**INSTRUCTION**
Search the data for the string "double" and extract every line where it appears.

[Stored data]
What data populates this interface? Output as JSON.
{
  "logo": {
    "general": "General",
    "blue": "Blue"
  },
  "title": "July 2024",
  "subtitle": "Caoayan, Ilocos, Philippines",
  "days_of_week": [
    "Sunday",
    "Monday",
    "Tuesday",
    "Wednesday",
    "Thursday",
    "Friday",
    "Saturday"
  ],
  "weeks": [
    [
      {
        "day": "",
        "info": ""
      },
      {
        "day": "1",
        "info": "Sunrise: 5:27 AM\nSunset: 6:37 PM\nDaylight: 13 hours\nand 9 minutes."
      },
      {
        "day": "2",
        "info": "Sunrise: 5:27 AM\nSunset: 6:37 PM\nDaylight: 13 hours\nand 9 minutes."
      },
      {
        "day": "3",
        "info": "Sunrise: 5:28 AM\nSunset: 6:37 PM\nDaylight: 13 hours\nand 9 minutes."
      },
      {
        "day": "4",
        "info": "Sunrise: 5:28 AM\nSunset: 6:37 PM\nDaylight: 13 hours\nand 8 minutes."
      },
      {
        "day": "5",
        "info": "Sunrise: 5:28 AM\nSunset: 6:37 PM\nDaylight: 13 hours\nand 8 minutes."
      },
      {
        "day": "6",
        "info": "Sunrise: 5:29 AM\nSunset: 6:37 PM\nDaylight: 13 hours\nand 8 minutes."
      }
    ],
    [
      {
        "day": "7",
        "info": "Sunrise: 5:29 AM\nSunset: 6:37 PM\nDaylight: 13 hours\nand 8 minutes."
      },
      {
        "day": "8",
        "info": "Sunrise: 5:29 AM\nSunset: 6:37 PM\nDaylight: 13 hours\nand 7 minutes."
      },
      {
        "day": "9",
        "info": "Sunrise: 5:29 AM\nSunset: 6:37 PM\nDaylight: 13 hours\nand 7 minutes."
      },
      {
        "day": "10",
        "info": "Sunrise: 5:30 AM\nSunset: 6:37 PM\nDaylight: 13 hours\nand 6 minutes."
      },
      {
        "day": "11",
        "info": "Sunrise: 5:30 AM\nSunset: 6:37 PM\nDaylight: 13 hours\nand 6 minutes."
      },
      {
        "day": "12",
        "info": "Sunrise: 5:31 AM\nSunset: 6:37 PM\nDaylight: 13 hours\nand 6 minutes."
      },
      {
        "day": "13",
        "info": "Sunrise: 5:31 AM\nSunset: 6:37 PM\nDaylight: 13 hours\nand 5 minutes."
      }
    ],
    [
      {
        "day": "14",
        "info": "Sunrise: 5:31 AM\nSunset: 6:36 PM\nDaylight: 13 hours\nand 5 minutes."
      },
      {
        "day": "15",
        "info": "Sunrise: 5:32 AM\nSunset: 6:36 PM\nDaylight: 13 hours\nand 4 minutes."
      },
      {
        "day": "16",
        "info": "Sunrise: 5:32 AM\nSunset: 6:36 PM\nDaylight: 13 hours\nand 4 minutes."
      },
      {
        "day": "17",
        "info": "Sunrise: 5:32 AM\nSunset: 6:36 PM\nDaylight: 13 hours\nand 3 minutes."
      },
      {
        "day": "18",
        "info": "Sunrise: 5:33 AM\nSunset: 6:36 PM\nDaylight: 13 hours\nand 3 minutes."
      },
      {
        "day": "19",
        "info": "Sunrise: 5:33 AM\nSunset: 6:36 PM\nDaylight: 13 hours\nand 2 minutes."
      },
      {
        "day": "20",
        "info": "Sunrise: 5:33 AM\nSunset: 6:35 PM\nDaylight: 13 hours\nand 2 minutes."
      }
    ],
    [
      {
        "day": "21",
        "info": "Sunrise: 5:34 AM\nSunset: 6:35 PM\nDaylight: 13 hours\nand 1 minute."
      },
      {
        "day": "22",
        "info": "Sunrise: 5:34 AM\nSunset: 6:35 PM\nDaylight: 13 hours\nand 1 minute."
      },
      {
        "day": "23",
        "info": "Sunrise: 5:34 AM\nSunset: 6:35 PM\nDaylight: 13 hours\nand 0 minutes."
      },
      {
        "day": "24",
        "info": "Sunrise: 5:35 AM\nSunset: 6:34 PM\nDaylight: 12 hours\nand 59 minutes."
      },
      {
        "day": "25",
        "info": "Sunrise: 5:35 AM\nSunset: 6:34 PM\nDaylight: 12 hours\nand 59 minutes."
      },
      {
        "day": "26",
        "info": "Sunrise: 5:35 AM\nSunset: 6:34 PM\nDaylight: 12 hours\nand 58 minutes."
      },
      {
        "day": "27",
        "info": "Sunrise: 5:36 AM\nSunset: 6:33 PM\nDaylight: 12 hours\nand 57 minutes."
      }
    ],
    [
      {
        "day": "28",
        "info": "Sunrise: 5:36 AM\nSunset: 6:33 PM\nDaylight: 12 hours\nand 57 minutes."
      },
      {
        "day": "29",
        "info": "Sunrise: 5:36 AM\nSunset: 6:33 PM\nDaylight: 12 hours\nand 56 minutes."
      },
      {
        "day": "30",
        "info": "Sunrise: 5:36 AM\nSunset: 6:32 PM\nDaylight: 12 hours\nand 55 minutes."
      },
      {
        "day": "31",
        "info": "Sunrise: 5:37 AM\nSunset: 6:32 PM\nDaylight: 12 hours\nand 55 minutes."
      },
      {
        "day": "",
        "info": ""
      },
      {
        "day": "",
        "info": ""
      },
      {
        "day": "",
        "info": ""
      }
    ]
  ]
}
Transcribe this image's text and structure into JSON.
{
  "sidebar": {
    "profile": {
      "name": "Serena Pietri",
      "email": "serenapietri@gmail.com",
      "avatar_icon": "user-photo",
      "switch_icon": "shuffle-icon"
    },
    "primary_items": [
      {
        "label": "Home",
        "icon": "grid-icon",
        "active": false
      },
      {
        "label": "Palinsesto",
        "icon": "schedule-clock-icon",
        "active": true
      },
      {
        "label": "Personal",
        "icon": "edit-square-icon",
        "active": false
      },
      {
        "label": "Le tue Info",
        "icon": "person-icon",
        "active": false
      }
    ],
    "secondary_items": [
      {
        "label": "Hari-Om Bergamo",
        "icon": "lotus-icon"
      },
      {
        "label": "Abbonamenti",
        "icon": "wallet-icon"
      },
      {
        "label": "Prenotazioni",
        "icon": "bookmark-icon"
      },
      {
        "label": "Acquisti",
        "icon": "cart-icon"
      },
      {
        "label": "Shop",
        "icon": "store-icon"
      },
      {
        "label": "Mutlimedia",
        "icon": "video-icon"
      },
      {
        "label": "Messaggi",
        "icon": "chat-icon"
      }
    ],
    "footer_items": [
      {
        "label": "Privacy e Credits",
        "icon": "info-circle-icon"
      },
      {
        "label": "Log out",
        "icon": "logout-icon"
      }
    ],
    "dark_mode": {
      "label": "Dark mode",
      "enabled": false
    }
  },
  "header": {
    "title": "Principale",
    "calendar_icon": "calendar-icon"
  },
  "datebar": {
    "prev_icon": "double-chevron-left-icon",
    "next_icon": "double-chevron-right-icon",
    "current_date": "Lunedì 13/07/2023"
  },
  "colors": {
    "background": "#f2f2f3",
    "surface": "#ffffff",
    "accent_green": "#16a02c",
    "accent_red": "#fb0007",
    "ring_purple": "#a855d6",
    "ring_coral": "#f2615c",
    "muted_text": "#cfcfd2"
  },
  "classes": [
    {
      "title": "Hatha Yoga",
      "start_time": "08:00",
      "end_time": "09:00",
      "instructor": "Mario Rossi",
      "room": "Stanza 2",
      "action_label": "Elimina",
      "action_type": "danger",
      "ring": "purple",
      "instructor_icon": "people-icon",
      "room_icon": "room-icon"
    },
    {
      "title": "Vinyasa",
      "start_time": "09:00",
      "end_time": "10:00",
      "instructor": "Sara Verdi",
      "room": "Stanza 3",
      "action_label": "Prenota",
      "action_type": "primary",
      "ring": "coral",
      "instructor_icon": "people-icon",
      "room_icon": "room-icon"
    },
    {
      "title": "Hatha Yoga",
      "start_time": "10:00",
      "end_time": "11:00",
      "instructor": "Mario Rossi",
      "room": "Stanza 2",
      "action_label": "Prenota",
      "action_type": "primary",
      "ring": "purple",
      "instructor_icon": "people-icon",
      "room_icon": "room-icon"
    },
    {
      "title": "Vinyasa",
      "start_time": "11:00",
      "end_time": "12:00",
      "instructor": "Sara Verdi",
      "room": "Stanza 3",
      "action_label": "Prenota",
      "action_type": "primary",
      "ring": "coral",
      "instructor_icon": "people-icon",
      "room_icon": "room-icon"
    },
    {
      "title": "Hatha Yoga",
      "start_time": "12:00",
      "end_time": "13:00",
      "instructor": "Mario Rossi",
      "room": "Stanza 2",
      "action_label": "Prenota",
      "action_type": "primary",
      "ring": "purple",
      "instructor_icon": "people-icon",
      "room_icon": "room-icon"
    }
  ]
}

**EXERCISE RESPONSE**
    "prev_icon": "double-chevron-left-icon",
    "next_icon": "double-chevron-right-icon",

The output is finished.